Data supplied:
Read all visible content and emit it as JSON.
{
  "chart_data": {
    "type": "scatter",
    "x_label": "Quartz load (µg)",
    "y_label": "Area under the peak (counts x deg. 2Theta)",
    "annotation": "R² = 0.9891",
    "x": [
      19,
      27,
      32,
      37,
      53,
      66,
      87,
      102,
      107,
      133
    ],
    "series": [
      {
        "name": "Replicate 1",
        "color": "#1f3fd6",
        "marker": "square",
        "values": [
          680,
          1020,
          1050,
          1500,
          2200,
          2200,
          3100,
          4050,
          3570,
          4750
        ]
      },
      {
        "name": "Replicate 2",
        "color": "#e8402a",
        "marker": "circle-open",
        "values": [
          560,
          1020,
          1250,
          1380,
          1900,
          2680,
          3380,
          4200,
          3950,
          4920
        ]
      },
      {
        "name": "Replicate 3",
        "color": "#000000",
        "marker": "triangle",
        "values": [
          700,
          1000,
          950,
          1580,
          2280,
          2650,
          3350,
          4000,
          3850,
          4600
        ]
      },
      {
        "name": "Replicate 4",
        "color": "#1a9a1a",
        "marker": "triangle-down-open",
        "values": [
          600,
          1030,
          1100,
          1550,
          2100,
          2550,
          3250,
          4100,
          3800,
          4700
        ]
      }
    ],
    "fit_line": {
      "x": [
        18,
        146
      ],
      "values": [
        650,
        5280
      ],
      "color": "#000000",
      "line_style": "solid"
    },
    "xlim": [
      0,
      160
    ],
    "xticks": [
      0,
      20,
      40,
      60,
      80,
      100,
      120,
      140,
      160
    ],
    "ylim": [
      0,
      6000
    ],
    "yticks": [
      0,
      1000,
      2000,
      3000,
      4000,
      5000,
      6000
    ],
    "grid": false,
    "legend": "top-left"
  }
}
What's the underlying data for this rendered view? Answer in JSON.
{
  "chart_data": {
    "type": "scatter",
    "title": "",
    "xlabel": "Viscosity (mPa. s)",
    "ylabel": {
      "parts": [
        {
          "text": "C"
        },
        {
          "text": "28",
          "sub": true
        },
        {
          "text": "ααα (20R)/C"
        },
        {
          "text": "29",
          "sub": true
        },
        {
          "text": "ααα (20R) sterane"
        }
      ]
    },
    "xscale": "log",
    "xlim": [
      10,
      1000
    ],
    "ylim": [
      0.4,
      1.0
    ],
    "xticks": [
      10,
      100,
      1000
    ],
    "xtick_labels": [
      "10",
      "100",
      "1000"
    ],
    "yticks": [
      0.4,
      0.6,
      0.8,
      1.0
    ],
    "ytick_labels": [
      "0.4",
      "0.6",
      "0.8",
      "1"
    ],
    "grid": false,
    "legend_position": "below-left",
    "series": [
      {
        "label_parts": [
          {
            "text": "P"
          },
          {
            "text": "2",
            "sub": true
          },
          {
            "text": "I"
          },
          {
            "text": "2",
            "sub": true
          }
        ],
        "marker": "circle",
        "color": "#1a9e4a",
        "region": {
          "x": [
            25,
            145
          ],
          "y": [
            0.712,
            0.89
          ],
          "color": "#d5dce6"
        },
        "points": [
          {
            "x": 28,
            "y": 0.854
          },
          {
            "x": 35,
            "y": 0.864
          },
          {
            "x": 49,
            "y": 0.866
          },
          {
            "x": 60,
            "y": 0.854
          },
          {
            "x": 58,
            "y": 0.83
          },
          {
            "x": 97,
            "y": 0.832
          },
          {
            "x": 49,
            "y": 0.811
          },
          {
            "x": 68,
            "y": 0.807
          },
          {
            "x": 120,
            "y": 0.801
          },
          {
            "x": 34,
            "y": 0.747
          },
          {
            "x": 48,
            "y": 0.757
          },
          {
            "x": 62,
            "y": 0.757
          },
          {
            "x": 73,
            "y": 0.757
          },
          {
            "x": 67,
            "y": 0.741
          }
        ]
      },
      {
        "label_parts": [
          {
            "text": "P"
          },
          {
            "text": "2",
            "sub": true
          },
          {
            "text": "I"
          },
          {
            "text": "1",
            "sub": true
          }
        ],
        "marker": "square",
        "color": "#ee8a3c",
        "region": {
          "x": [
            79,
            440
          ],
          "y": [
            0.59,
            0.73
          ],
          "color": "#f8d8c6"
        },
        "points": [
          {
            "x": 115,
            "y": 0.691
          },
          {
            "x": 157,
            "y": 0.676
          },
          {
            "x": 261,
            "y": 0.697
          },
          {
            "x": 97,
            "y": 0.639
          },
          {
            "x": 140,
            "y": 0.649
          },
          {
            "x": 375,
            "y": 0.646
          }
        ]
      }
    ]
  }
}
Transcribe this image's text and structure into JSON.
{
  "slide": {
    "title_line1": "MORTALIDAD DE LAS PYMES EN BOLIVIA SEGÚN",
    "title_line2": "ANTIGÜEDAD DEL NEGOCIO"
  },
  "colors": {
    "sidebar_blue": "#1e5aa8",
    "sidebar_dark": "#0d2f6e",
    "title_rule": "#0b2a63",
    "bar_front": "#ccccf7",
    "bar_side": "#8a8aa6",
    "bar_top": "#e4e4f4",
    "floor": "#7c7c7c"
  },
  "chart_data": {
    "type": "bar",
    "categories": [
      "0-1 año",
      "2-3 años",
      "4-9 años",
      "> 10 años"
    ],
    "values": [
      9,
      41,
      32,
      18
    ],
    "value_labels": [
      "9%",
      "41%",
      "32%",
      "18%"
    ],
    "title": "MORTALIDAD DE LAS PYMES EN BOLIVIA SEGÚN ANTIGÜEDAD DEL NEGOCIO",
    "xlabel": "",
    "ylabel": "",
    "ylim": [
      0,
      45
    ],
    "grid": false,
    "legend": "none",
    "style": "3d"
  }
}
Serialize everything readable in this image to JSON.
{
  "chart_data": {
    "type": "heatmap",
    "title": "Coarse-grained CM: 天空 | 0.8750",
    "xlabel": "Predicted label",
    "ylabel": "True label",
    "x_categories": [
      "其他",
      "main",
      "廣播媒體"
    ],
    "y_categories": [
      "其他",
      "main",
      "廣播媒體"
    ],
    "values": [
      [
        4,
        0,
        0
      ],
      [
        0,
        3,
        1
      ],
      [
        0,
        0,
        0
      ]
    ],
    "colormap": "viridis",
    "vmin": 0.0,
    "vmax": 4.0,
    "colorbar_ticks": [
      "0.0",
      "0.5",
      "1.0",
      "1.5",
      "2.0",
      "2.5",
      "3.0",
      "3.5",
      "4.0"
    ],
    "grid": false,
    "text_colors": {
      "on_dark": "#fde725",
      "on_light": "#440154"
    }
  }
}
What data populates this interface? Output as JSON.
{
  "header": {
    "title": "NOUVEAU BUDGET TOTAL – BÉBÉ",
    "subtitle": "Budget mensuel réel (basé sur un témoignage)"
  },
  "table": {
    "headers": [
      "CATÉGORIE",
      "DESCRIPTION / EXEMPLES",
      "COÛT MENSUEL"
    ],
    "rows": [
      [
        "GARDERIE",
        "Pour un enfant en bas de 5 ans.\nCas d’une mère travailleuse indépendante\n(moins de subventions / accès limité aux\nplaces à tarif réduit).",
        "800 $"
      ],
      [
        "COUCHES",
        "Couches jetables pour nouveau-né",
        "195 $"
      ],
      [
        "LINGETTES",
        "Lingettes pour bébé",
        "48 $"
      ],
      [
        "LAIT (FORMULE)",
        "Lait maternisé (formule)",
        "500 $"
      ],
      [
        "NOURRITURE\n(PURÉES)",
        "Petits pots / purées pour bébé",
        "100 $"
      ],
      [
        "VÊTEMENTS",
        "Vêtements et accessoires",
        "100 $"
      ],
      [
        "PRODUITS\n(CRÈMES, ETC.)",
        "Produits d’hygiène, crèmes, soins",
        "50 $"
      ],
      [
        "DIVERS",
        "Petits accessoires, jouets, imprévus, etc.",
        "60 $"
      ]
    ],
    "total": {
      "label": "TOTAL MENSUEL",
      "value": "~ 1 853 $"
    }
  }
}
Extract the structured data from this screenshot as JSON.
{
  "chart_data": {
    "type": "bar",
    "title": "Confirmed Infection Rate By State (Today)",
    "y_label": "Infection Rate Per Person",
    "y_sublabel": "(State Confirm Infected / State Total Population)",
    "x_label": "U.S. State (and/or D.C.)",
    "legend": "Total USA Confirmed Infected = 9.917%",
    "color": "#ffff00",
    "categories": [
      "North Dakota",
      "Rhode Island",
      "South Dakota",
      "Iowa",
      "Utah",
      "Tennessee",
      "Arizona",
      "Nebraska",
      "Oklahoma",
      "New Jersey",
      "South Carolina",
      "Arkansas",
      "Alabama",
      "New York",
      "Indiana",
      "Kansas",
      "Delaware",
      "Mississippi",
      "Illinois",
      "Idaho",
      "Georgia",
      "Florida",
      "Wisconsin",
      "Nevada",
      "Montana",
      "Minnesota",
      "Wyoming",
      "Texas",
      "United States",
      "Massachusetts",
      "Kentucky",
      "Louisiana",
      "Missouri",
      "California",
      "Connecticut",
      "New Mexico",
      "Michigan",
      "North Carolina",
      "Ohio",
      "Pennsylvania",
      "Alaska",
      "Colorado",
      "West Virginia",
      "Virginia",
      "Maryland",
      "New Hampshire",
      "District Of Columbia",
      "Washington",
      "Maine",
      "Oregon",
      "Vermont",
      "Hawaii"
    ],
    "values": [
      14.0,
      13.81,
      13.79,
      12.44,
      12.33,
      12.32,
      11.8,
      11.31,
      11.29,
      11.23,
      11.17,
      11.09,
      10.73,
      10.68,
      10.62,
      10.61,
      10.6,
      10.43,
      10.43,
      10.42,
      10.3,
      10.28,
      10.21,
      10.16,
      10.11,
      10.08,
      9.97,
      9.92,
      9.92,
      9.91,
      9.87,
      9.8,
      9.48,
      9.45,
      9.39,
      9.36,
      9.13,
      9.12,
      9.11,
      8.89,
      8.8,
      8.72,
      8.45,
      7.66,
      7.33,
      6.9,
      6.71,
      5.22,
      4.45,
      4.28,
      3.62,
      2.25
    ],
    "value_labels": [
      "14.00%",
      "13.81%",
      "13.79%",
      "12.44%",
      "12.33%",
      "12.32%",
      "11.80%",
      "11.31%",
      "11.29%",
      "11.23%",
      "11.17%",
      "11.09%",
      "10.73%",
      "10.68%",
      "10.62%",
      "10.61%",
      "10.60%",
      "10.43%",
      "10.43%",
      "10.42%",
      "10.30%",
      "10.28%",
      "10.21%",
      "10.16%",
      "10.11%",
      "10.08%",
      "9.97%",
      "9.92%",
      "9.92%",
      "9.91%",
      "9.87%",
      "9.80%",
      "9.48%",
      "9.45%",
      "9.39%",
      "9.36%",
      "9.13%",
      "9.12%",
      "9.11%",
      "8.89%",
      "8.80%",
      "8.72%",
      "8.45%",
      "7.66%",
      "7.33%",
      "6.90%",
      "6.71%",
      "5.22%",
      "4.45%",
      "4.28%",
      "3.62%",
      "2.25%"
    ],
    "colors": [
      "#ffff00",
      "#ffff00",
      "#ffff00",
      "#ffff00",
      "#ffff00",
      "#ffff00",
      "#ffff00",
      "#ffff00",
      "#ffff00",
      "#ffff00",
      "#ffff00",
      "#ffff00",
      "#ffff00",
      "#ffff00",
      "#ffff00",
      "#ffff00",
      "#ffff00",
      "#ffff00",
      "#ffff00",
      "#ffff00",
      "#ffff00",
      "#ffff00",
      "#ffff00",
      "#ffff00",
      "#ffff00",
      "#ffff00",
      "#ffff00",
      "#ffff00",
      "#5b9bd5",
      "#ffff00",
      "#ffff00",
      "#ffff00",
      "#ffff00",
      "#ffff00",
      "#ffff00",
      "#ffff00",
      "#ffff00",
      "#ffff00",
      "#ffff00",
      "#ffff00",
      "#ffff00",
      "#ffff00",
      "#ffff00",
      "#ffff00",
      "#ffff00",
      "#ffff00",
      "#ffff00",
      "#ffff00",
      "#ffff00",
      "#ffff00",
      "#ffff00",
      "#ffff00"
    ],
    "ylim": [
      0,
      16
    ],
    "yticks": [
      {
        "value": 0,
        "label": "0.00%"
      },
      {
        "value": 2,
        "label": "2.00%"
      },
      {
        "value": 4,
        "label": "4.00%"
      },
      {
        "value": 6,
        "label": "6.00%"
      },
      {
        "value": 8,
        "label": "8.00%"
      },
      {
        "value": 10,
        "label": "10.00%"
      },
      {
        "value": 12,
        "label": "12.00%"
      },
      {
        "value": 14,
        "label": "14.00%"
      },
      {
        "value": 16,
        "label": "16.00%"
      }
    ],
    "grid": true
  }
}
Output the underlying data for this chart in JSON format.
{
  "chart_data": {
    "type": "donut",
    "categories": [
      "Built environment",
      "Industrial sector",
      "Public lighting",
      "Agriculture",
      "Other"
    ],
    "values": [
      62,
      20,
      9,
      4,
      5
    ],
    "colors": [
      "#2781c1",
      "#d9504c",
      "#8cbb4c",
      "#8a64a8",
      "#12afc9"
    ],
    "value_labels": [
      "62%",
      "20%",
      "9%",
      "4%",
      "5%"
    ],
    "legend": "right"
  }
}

Task description:
Repeat, with no changes, each line from the one with "Output the underlying" to the end of the listing, including both ends and nothing else.

Task output:
Output the underlying data for this chart in JSON format.
{
  "chart_data": {
    "type": "donut",
    "categories": [
      "Built environment",
      "Industrial sector",
      "Public lighting",
      "Agriculture",
      "Other"
    ],
    "values": [
      62,
      20,
      9,
      4,
      5
    ],
    "colors": [
      "#2781c1",
      "#d9504c",
      "#8cbb4c",
      "#8a64a8",
      "#12afc9"
    ],
    "value_labels": [
      "62%",
      "20%",
      "9%",
      "4%",
      "5%"
    ],
    "legend": "right"
  }
}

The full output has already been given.